THE PROBLEM:
In the records below, find the line containing "Output the text content of this document.", then copy that line and all lines after it, exactly, omitting every picture.
— START —
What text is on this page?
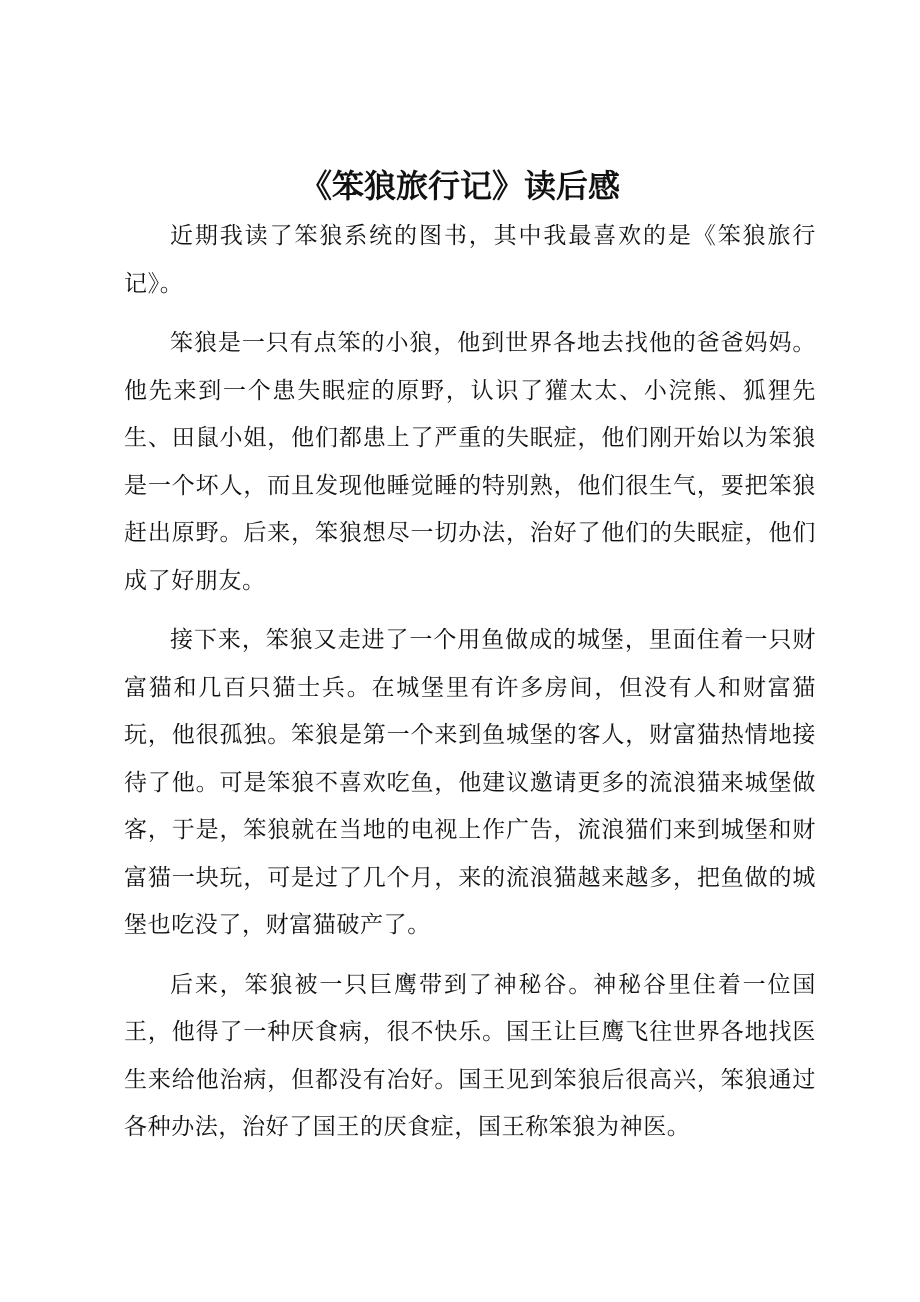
《笨狼旅行记》读后感

近期我读了笨狼系统的图书，其中我最喜欢的是《笨狼旅行记》。

笨狼是一只有点笨的小狼，他到世界各地去找他的爸爸妈妈。他先来到一个患失眠症的原野，认识了獾太太、小浣熊、狐狸先生、田鼠小姐，他们都患上了严重的失眠症，他们刚开始以为笨狼是一个坏人，而且发现他睡觉睡的特别熟，他们很生气，要把笨狼赶出原野。后来，笨狼想尽一切办法，治好了他们的失眠症，他们成了好朋友。

接下来，笨狼又走进了一个用鱼做成的城堡，里面住着一只财富猫和几百只猫士兵。在城堡里有许多房间，但没有人和财富猫玩，他很孤独。笨狼是第一个来到鱼城堡的客人，财富猫热情地接待了他。可是笨狼不喜欢吃鱼，他建议邀请更多的流浪猫来城堡做客，于是，笨狼就在当地的电视上作广告，流浪猫们来到城堡和财富猫一块玩，可是过了几个月，来的流浪猫越来越多，把鱼做的城堡也吃没了，财富猫破产了。

后来，笨狼被一只巨鹰带到了神秘谷。神秘谷里住着一位国王，他得了一种厌食病，很不快乐。国王让巨鹰飞往世界各地找医生来给他治病，但都没有冶好。国王见到笨狼后很高兴，笨狼通过各种办法，治好了国王的厌食症，国王称笨狼为神医。
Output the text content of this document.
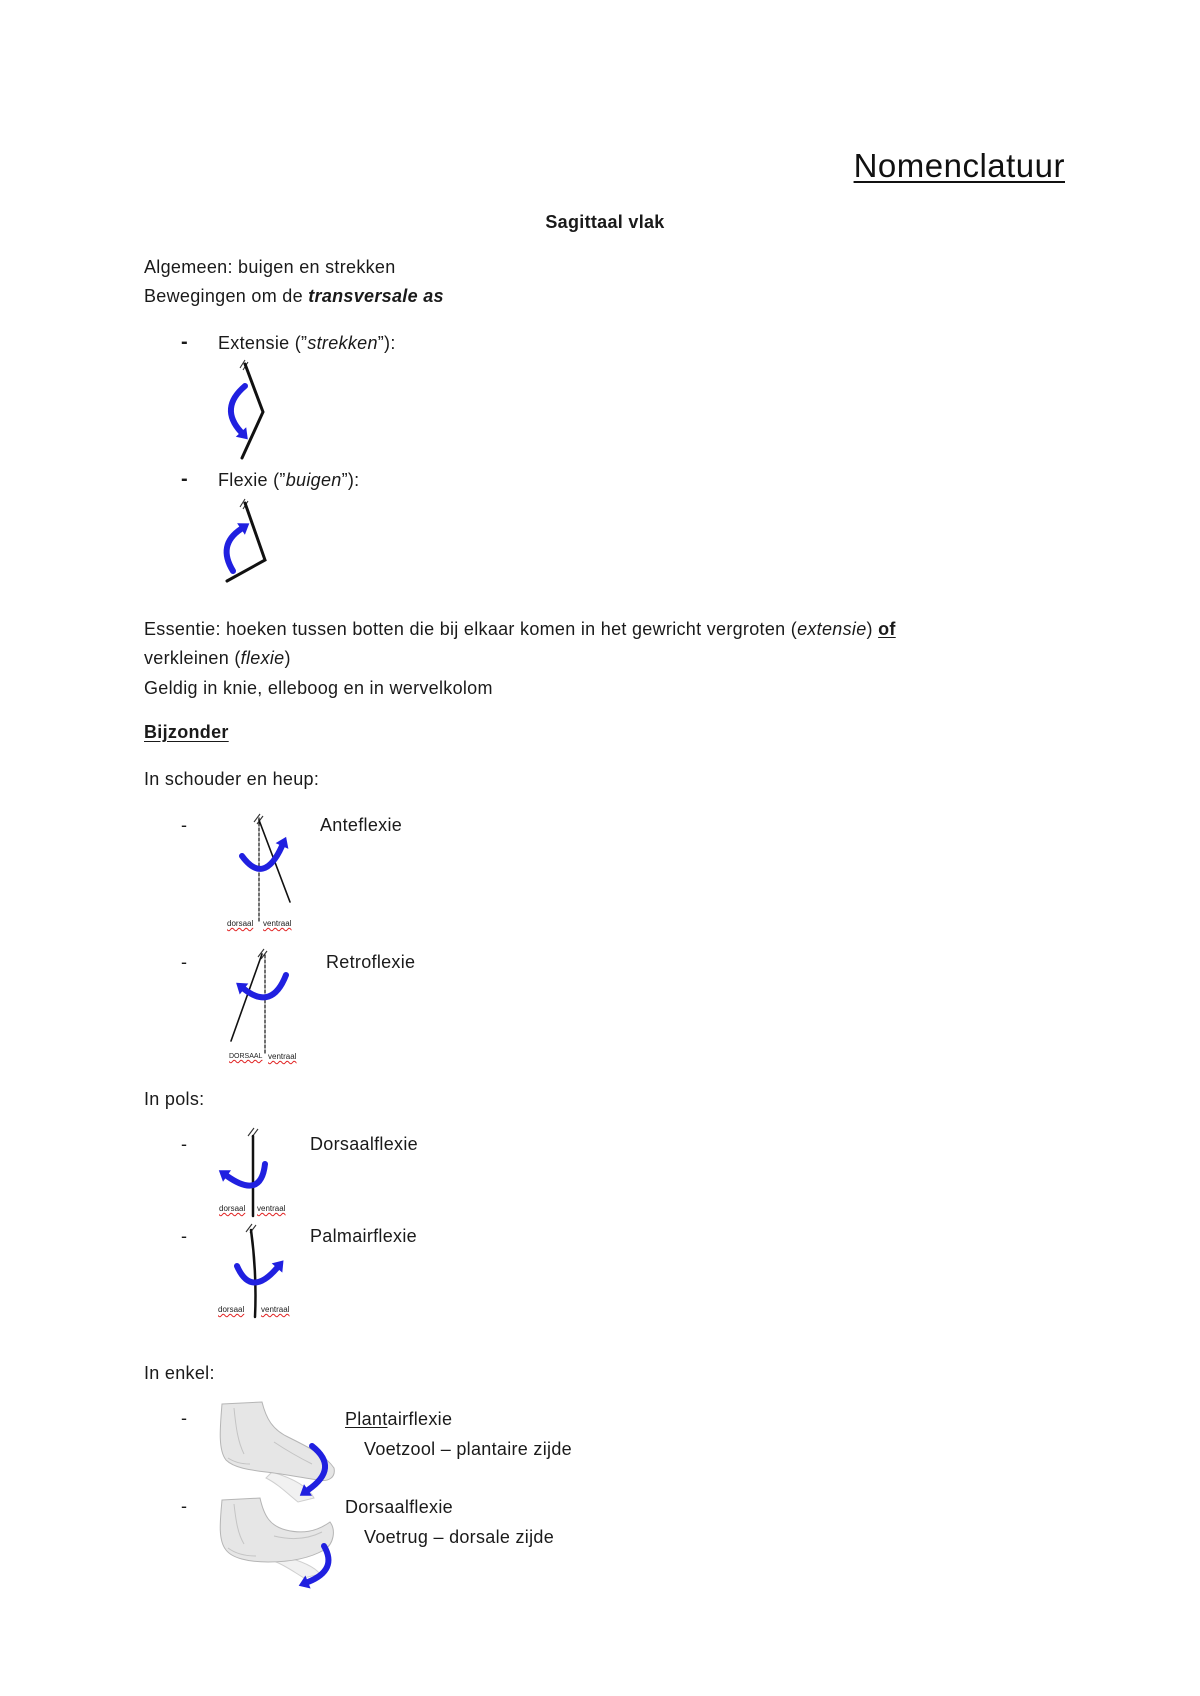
Nomenclatuur
Sagittaal vlak
Algemeen: buigen en strekken
Bewegingen om de transversale as
- Extensie (”strekken”):
- Flexie (”buigen”):
Essentie: hoeken tussen botten die bij elkaar komen in het gewricht vergroten (extensie) of
verkleinen (flexie)
Geldig in knie, elleboog en in wervelkolom
Bijzonder
In schouder en heup:
-	Anteflexie
dorsaal ventraal
-	Retroflexie
DORSAAL ventraal
In pols:
-	Dorsaalflexie
dorsaal ventraal
-	Palmairflexie
dorsaal ventraal
In enkel:
-	Plantairflexie
Voetzool – plantaire zijde
-	Dorsaalflexie
Voetrug – dorsale zijde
— END —
WRITTEN RESPONSE:
Output the text content of this document.
Nomenclatuur
Sagittaal vlak
Algemeen: buigen en strekken
Bewegingen om de transversale as
- Extensie (”strekken”):
- Flexie (”buigen”):
Essentie: hoeken tussen botten die bij elkaar komen in het gewricht vergroten (extensie) of
verkleinen (flexie)
Geldig in knie, elleboog en in wervelkolom
Bijzonder
In schouder en heup:
-	Anteflexie
dorsaal ventraal
-	Retroflexie
DORSAAL ventraal
In pols:
-	Dorsaalflexie
dorsaal ventraal
-	Palmairflexie
dorsaal ventraal
In enkel:
-	Plantairflexie
Voetzool – plantaire zijde
-	Dorsaalflexie
Voetrug – dorsale zijde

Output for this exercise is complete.